Collected data entries:
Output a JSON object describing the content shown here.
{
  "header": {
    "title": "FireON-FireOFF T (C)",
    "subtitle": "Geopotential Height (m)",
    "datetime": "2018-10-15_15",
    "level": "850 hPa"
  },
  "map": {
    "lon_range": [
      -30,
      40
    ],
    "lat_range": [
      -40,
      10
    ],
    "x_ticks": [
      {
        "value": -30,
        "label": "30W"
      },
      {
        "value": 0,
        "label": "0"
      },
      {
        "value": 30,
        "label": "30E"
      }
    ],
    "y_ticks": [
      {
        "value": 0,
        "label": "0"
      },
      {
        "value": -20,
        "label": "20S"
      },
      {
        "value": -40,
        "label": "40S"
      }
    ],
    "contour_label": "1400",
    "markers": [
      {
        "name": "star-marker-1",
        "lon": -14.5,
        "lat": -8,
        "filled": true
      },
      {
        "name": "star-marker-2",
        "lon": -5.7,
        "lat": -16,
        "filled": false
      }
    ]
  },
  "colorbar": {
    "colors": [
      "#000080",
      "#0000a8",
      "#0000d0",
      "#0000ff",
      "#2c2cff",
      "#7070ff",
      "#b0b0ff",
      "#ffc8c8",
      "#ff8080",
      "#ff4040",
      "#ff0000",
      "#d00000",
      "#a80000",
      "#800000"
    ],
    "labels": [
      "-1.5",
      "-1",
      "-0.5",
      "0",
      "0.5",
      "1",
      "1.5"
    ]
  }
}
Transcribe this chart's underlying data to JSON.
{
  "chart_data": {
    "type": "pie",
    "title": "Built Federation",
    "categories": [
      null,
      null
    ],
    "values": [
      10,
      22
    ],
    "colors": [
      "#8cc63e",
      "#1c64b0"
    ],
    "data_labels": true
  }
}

** What is needed **
Determine how many lines of this listing contain "name", and give only the number.

** Correct output **
2